What the exercise asks: Every entry must be echoed exactly.

Raw records:
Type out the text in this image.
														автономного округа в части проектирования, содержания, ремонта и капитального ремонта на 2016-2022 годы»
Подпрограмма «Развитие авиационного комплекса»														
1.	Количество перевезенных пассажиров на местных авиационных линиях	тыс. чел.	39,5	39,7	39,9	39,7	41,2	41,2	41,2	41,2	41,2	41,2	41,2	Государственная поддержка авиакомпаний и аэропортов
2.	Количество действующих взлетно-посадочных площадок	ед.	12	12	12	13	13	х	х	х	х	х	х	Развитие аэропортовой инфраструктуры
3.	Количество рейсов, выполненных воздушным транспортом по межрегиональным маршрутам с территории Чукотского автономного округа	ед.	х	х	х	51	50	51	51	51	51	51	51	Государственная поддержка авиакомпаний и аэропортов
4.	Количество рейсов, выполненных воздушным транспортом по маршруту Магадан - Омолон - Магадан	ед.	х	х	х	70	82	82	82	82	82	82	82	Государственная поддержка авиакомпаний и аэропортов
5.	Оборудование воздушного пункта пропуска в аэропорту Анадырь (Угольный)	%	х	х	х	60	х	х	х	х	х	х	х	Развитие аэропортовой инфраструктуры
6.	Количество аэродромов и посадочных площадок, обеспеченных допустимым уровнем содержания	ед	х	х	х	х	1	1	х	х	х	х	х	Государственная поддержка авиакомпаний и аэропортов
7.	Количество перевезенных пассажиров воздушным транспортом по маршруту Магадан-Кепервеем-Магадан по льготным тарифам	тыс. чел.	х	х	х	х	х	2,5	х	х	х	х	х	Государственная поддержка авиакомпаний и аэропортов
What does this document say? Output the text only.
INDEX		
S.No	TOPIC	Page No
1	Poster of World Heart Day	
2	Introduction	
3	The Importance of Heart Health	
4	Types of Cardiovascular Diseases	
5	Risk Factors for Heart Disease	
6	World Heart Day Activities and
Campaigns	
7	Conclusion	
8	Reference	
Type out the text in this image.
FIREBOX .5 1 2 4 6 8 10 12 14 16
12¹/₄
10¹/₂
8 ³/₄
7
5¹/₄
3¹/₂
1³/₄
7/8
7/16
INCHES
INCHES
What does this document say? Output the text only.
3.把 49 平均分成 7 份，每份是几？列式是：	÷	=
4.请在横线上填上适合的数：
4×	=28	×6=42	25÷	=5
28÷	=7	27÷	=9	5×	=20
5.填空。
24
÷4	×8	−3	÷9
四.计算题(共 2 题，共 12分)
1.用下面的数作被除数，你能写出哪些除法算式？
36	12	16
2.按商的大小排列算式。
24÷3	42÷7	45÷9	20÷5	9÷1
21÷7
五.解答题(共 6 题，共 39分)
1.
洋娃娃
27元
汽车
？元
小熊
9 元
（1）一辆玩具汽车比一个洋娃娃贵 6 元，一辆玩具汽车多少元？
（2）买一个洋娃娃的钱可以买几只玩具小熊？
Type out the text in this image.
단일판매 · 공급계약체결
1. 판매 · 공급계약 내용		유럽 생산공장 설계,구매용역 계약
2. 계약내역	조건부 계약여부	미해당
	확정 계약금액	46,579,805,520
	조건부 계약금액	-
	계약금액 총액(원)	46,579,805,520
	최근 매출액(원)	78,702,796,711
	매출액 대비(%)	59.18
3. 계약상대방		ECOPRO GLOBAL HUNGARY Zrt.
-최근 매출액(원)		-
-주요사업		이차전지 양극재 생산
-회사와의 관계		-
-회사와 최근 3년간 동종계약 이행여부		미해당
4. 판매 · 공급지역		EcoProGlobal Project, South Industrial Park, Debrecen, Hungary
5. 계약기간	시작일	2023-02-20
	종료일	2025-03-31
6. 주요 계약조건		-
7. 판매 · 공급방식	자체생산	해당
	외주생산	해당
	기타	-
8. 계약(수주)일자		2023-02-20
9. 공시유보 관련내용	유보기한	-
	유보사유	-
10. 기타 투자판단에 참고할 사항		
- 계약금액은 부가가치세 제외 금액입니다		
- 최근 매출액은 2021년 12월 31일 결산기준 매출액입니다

The answer:
Type out the text in this image.
														автономного округа в части проектирования, содержания, ремонта и капитального ремонта на 2016-2022 годы»
Подпрограмма «Развитие авиационного комплекса»														
1.	Количество перевезенных пассажиров на местных авиационных линиях	тыс. чел.	39,5	39,7	39,9	39,7	41,2	41,2	41,2	41,2	41,2	41,2	41,2	Государственная поддержка авиакомпаний и аэропортов
2.	Количество действующих взлетно-посадочных площадок	ед.	12	12	12	13	13	х	х	х	х	х	х	Развитие аэропортовой инфраструктуры
3.	Количество рейсов, выполненных воздушным транспортом по межрегиональным маршрутам с территории Чукотского автономного округа	ед.	х	х	х	51	50	51	51	51	51	51	51	Государственная поддержка авиакомпаний и аэропортов
4.	Количество рейсов, выполненных воздушным транспортом по маршруту Магадан - Омолон - Магадан	ед.	х	х	х	70	82	82	82	82	82	82	82	Государственная поддержка авиакомпаний и аэропортов
5.	Оборудование воздушного пункта пропуска в аэропорту Анадырь (Угольный)	%	х	х	х	60	х	х	х	х	х	х	х	Развитие аэропортовой инфраструктуры
6.	Количество аэродромов и посадочных площадок, обеспеченных допустимым уровнем содержания	ед	х	х	х	х	1	1	х	х	х	х	х	Государственная поддержка авиакомпаний и аэропортов
7.	Количество перевезенных пассажиров воздушным транспортом по маршруту Магадан-Кепервеем-Магадан по льготным тарифам	тыс. чел.	х	х	х	х	х	2,5	х	х	х	х	х	Государственная поддержка авиакомпаний и аэропортов
What does this document say? Output the text only.
INDEX		
S.No	TOPIC	Page No
1	Poster of World Heart Day	
2	Introduction	
3	The Importance of Heart Health	
4	Types of Cardiovascular Diseases	
5	Risk Factors for Heart Disease	
6	World Heart Day Activities and
Campaigns	
7	Conclusion	
8	Reference	
Type out the text in this image.
FIREBOX .5 1 2 4 6 8 10 12 14 16
12¹/₄
10¹/₂
8 ³/₄
7
5¹/₄
3¹/₂
1³/₄
7/8
7/16
INCHES
INCHES
What does this document say? Output the text only.
3.把 49 平均分成 7 份，每份是几？列式是：	÷	=
4.请在横线上填上适合的数：
4×	=28	×6=42	25÷	=5
28÷	=7	27÷	=9	5×	=20
5.填空。
24
÷4	×8	−3	÷9
四.计算题(共 2 题，共 12分)
1.用下面的数作被除数，你能写出哪些除法算式？
36	12	16
2.按商的大小排列算式。
24÷3	42÷7	45÷9	20÷5	9÷1
21÷7
五.解答题(共 6 题，共 39分)
1.
洋娃娃
27元
汽车
？元
小熊
9 元
（1）一辆玩具汽车比一个洋娃娃贵 6 元，一辆玩具汽车多少元？
（2）买一个洋娃娃的钱可以买几只玩具小熊？
Type out the text in this image.
단일판매 · 공급계약체결
1. 판매 · 공급계약 내용		유럽 생산공장 설계,구매용역 계약
2. 계약내역	조건부 계약여부	미해당
	확정 계약금액	46,579,805,520
	조건부 계약금액	-
	계약금액 총액(원)	46,579,805,520
	최근 매출액(원)	78,702,796,711
	매출액 대비(%)	59.18
3. 계약상대방		ECOPRO GLOBAL HUNGARY Zrt.
-최근 매출액(원)		-
-주요사업		이차전지 양극재 생산
-회사와의 관계		-
-회사와 최근 3년간 동종계약 이행여부		미해당
4. 판매 · 공급지역		EcoProGlobal Project, South Industrial Park, Debrecen, Hungary
5. 계약기간	시작일	2023-02-20
	종료일	2025-03-31
6. 주요 계약조건		-
7. 판매 · 공급방식	자체생산	해당
	외주생산	해당
	기타	-
8. 계약(수주)일자		2023-02-20
9. 공시유보 관련내용	유보기한	-
	유보사유	-
10. 기타 투자판단에 참고할 사항		
- 계약금액은 부가가치세 제외 금액입니다		
- 최근 매출액은 2021년 12월 31일 결산기준 매출액입니다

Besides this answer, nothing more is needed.